• **Task brief**:
Write out all of the entries exactly, please.

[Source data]
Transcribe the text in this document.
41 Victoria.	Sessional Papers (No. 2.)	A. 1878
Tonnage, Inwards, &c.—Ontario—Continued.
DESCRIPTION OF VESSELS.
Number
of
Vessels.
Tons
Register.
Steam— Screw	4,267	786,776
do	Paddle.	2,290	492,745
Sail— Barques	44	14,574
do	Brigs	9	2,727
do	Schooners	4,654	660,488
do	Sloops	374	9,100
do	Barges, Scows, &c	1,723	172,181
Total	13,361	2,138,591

• **Written solution**:
Transcribe the text in this document.
41 Victoria.	Sessional Papers (No. 2.)	A. 1878
Tonnage, Inwards, &c.—Ontario—Continued.
DESCRIPTION OF VESSELS.
Number
of
Vessels.
Tons
Register.
Steam— Screw	4,267	786,776
do	Paddle.	2,290	492,745
Sail— Barques	44	14,574
do	Brigs	9	2,727
do	Schooners	4,654	660,488
do	Sloops	374	9,100
do	Barges, Scows, &c	1,723	172,181
Total	13,361	2,138,591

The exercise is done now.